* **Material for this task**:
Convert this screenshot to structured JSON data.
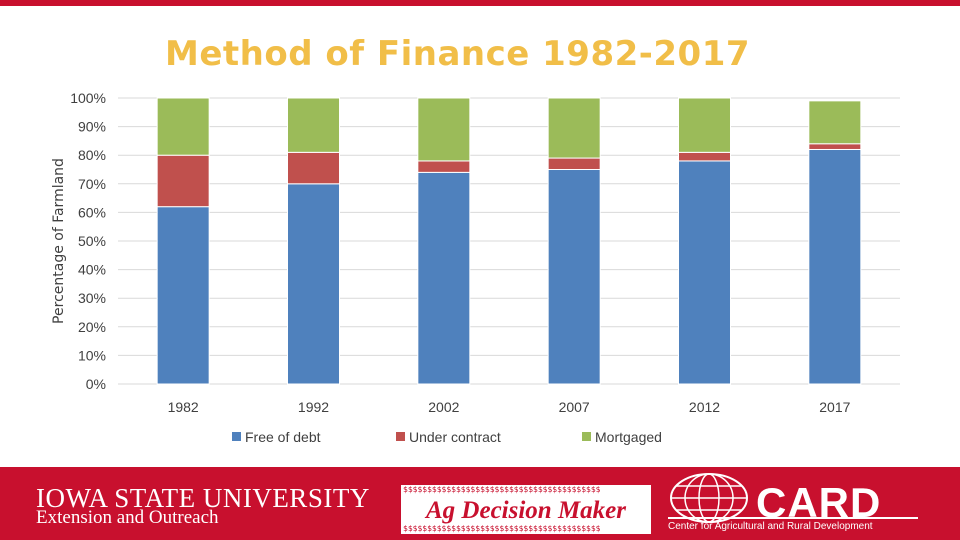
{
  "chart_data": {
    "type": "bar",
    "stacked": true,
    "title": "Method of Finance 1982-2017",
    "ylabel": "Percentage of Farmland",
    "xlabel": "",
    "categories": [
      "1982",
      "1992",
      "2002",
      "2007",
      "2012",
      "2017"
    ],
    "series": [
      {
        "name": "Free of debt",
        "color": "#4f81bd",
        "values": [
          62,
          70,
          74,
          75,
          78,
          82
        ]
      },
      {
        "name": "Under contract",
        "color": "#c0504d",
        "values": [
          18,
          11,
          4,
          4,
          3,
          2
        ]
      },
      {
        "name": "Mortgaged",
        "color": "#9bbb59",
        "values": [
          20,
          19,
          22,
          21,
          19,
          15
        ]
      }
    ],
    "ylim": [
      0,
      100
    ],
    "yticks": [
      "0%",
      "10%",
      "20%",
      "30%",
      "40%",
      "50%",
      "60%",
      "70%",
      "80%",
      "90%",
      "100%"
    ],
    "grid": true,
    "legend": "bottom"
  },
  "footer": {
    "isu_line1": "IOWA STATE UNIVERSITY",
    "isu_line2": "Extension and Outreach",
    "ag_decision_maker": "Ag Decision Maker",
    "card_acronym": "CARD",
    "card_full": "Center for Agricultural and Rural Development"
  },
  "colors": {
    "isu_red": "#c8102e",
    "title_gold": "#f1be48"
  }
}
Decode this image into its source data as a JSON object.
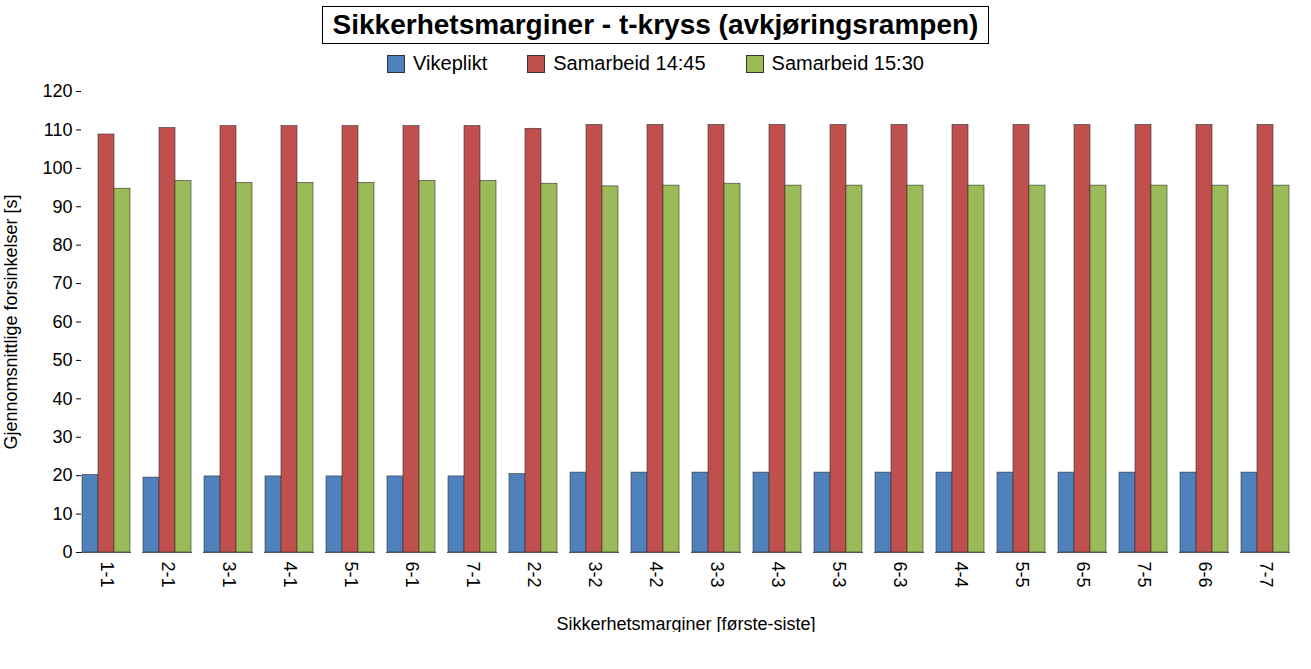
{
  "chart_data": {
    "type": "bar",
    "title": "Sikkerhetsmarginer - t-kryss (avkjøringsrampen)",
    "x_label": "Sikkerhetsmarginer [første-siste]",
    "y_label": "Gjennomsnittlige forsinkelser [s]",
    "categories": [
      "1-1",
      "2-1",
      "3-1",
      "4-1",
      "5-1",
      "6-1",
      "7-1",
      "2-2",
      "3-2",
      "4-2",
      "3-3",
      "4-3",
      "5-3",
      "6-3",
      "4-4",
      "5-5",
      "6-5",
      "7-5",
      "6-6",
      "7-7"
    ],
    "series": [
      {
        "name": "Vikeplikt",
        "color": "#4f81bd",
        "values": [
          20.2,
          19.5,
          19.8,
          19.8,
          19.8,
          19.8,
          19.8,
          20.4,
          20.8,
          20.8,
          20.8,
          20.8,
          20.8,
          20.8,
          20.8,
          20.8,
          20.8,
          20.8,
          20.8,
          20.8
        ]
      },
      {
        "name": "Samarbeid 14:45",
        "color": "#c0504d",
        "values": [
          108.8,
          110.5,
          111,
          111,
          111,
          111,
          111,
          110.3,
          111.3,
          111.3,
          111.3,
          111.3,
          111.3,
          111.3,
          111.3,
          111.3,
          111.3,
          111.3,
          111.3,
          111.3
        ]
      },
      {
        "name": "Samarbeid 15:30",
        "color": "#9bbb59",
        "values": [
          94.7,
          96.7,
          96.2,
          96.2,
          96.2,
          96.7,
          96.7,
          96,
          95.3,
          95.5,
          96,
          95.5,
          95.5,
          95.5,
          95.5,
          95.5,
          95.5,
          95.5,
          95.5,
          95.5
        ]
      }
    ],
    "ylim": [
      0,
      120
    ],
    "yticks": [
      0,
      10,
      20,
      30,
      40,
      50,
      60,
      70,
      80,
      90,
      100,
      110,
      120
    ],
    "grid": false,
    "legend": "top"
  }
}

* **Short task**:
Retype each line of the listing above word for word. Exclude the pictures.

* **Correct response**:
Convert this screenshot to structured JSON data.
{
  "chart_data": {
    "type": "bar",
    "stacked": true,
    "title": "Method of Finance 1982-2017",
    "ylabel": "Percentage of Farmland",
    "xlabel": "",
    "categories": [
      "1982",
      "1992",
      "2002",
      "2007",
      "2012",
      "2017"
    ],
    "series": [
      {
        "name": "Free of debt",
        "color": "#4f81bd",
        "values": [
          62,
          70,
          74,
          75,
          78,
          82
        ]
      },
      {
        "name": "Under contract",
        "color": "#c0504d",
        "values": [
          18,
          11,
          4,
          4,
          3,
          2
        ]
      },
      {
        "name": "Mortgaged",
        "color": "#9bbb59",
        "values": [
          20,
          19,
          22,
          21,
          19,
          15
        ]
      }
    ],
    "ylim": [
      0,
      100
    ],
    "yticks": [
      "0%",
      "10%",
      "20%",
      "30%",
      "40%",
      "50%",
      "60%",
      "70%",
      "80%",
      "90%",
      "100%"
    ],
    "grid": true,
    "legend": "bottom"
  },
  "footer": {
    "isu_line1": "IOWA STATE UNIVERSITY",
    "isu_line2": "Extension and Outreach",
    "ag_decision_maker": "Ag Decision Maker",
    "card_acronym": "CARD",
    "card_full": "Center for Agricultural and Rural Development"
  },
  "colors": {
    "isu_red": "#c8102e",
    "title_gold": "#f1be48"
  }
}
Decode this image into its source data as a JSON object.
{
  "chart_data": {
    "type": "bar",
    "title": "Sikkerhetsmarginer - t-kryss (avkjøringsrampen)",
    "x_label": "Sikkerhetsmarginer [første-siste]",
    "y_label": "Gjennomsnittlige forsinkelser [s]",
    "categories": [
      "1-1",
      "2-1",
      "3-1",
      "4-1",
      "5-1",
      "6-1",
      "7-1",
      "2-2",
      "3-2",
      "4-2",
      "3-3",
      "4-3",
      "5-3",
      "6-3",
      "4-4",
      "5-5",
      "6-5",
      "7-5",
      "6-6",
      "7-7"
    ],
    "series": [
      {
        "name": "Vikeplikt",
        "color": "#4f81bd",
        "values": [
          20.2,
          19.5,
          19.8,
          19.8,
          19.8,
          19.8,
          19.8,
          20.4,
          20.8,
          20.8,
          20.8,
          20.8,
          20.8,
          20.8,
          20.8,
          20.8,
          20.8,
          20.8,
          20.8,
          20.8
        ]
      },
      {
        "name": "Samarbeid 14:45",
        "color": "#c0504d",
        "values": [
          108.8,
          110.5,
          111,
          111,
          111,
          111,
          111,
          110.3,
          111.3,
          111.3,
          111.3,
          111.3,
          111.3,
          111.3,
          111.3,
          111.3,
          111.3,
          111.3,
          111.3,
          111.3
        ]
      },
      {
        "name": "Samarbeid 15:30",
        "color": "#9bbb59",
        "values": [
          94.7,
          96.7,
          96.2,
          96.2,
          96.2,
          96.7,
          96.7,
          96,
          95.3,
          95.5,
          96,
          95.5,
          95.5,
          95.5,
          95.5,
          95.5,
          95.5,
          95.5,
          95.5,
          95.5
        ]
      }
    ],
    "ylim": [
      0,
      120
    ],
    "yticks": [
      0,
      10,
      20,
      30,
      40,
      50,
      60,
      70,
      80,
      90,
      100,
      110,
      120
    ],
    "grid": false,
    "legend": "top"
  }
}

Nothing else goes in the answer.